━━━ SUPPLIED DATA ━━━

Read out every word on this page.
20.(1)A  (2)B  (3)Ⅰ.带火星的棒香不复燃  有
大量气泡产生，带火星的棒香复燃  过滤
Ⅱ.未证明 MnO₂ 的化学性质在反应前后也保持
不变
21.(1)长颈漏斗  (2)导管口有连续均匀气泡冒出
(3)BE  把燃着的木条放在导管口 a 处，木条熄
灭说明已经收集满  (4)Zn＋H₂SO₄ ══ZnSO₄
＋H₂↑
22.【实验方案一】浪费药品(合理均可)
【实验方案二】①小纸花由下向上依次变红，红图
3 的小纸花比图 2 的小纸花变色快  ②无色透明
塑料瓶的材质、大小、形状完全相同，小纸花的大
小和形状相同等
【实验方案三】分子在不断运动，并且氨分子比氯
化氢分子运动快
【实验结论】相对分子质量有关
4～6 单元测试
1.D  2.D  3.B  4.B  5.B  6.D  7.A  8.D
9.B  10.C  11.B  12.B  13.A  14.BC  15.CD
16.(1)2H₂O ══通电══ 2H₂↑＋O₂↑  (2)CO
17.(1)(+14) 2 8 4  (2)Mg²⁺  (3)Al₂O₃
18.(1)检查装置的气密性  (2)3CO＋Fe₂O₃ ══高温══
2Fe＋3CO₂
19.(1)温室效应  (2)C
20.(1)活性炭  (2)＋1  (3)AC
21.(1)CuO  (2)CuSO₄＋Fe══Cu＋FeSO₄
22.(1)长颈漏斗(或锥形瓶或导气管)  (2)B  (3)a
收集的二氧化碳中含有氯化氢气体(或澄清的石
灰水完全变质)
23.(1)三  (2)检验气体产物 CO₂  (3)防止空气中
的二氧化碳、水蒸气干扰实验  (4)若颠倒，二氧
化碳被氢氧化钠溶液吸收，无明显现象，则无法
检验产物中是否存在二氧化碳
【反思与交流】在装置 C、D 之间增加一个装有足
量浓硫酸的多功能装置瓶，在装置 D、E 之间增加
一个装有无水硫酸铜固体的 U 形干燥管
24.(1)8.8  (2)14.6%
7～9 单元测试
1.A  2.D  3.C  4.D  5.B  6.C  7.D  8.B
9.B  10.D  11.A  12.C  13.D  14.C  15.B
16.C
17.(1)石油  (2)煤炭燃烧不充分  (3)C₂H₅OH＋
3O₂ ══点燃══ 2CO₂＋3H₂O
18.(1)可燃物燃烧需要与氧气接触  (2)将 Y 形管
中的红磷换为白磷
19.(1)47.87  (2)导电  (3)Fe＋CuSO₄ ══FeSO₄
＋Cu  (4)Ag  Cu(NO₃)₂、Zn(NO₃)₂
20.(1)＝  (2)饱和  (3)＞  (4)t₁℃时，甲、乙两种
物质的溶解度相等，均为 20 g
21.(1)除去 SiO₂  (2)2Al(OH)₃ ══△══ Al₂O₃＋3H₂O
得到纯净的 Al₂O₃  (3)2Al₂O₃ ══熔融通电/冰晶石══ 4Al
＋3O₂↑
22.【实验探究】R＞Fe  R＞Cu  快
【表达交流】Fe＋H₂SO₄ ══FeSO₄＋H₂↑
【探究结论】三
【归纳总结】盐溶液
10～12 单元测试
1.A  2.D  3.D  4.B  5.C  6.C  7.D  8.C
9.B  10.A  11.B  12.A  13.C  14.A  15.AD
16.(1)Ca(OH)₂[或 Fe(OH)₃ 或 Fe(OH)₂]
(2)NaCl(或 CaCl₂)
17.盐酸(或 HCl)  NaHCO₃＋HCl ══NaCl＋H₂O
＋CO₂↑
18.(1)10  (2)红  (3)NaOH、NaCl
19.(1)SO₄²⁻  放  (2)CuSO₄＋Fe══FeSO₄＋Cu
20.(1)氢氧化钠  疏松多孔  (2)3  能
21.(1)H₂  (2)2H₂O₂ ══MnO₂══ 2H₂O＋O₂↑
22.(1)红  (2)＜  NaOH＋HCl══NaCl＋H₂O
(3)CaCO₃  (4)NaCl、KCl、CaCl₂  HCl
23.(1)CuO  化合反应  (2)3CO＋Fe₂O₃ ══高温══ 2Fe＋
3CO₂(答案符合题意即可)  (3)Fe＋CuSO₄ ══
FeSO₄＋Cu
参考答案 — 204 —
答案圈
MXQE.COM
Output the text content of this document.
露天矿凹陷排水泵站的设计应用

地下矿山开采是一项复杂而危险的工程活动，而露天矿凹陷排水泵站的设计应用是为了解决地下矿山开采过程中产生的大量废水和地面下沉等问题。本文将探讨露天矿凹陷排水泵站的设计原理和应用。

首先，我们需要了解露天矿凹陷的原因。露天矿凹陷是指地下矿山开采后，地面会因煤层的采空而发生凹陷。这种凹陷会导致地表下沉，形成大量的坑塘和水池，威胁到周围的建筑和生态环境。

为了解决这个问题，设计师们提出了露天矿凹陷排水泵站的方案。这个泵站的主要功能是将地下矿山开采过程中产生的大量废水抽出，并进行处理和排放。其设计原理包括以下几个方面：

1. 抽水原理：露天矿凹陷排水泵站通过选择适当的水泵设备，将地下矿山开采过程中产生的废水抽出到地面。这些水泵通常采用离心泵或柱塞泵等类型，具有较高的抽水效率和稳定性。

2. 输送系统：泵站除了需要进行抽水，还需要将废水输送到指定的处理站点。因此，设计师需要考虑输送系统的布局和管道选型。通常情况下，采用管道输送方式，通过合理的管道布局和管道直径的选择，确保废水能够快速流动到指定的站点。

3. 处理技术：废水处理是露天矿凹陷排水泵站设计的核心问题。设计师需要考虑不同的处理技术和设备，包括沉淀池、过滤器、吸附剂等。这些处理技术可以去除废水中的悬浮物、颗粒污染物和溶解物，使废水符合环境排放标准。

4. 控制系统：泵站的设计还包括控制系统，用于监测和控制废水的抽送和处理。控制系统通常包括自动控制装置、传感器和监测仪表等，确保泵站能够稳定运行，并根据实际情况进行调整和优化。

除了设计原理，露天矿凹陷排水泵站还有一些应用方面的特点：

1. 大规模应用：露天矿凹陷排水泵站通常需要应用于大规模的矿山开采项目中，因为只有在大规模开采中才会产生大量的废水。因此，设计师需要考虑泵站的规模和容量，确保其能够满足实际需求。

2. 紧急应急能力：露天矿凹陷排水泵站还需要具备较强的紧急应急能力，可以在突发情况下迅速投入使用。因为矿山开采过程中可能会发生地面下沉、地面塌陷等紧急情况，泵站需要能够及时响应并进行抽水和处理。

━━━

#### WORK TO COMPLETE
Each line from the one containing "Output the text content of this document." through the end of the entries, both included, is to be returned exactly, with no other lines.

#### THE SOLUTION
Output the text content of this document.
露天矿凹陷排水泵站的设计应用

地下矿山开采是一项复杂而危险的工程活动，而露天矿凹陷排水泵站的设计应用是为了解决地下矿山开采过程中产生的大量废水和地面下沉等问题。本文将探讨露天矿凹陷排水泵站的设计原理和应用。

首先，我们需要了解露天矿凹陷的原因。露天矿凹陷是指地下矿山开采后，地面会因煤层的采空而发生凹陷。这种凹陷会导致地表下沉，形成大量的坑塘和水池，威胁到周围的建筑和生态环境。

为了解决这个问题，设计师们提出了露天矿凹陷排水泵站的方案。这个泵站的主要功能是将地下矿山开采过程中产生的大量废水抽出，并进行处理和排放。其设计原理包括以下几个方面：

1. 抽水原理：露天矿凹陷排水泵站通过选择适当的水泵设备，将地下矿山开采过程中产生的废水抽出到地面。这些水泵通常采用离心泵或柱塞泵等类型，具有较高的抽水效率和稳定性。

2. 输送系统：泵站除了需要进行抽水，还需要将废水输送到指定的处理站点。因此，设计师需要考虑输送系统的布局和管道选型。通常情况下，采用管道输送方式，通过合理的管道布局和管道直径的选择，确保废水能够快速流动到指定的站点。

3. 处理技术：废水处理是露天矿凹陷排水泵站设计的核心问题。设计师需要考虑不同的处理技术和设备，包括沉淀池、过滤器、吸附剂等。这些处理技术可以去除废水中的悬浮物、颗粒污染物和溶解物，使废水符合环境排放标准。

4. 控制系统：泵站的设计还包括控制系统，用于监测和控制废水的抽送和处理。控制系统通常包括自动控制装置、传感器和监测仪表等，确保泵站能够稳定运行，并根据实际情况进行调整和优化。

除了设计原理，露天矿凹陷排水泵站还有一些应用方面的特点：

1. 大规模应用：露天矿凹陷排水泵站通常需要应用于大规模的矿山开采项目中，因为只有在大规模开采中才会产生大量的废水。因此，设计师需要考虑泵站的规模和容量，确保其能够满足实际需求。

2. 紧急应急能力：露天矿凹陷排水泵站还需要具备较强的紧急应急能力，可以在突发情况下迅速投入使用。因为矿山开采过程中可能会发生地面下沉、地面塌陷等紧急情况，泵站需要能够及时响应并进行抽水和处理。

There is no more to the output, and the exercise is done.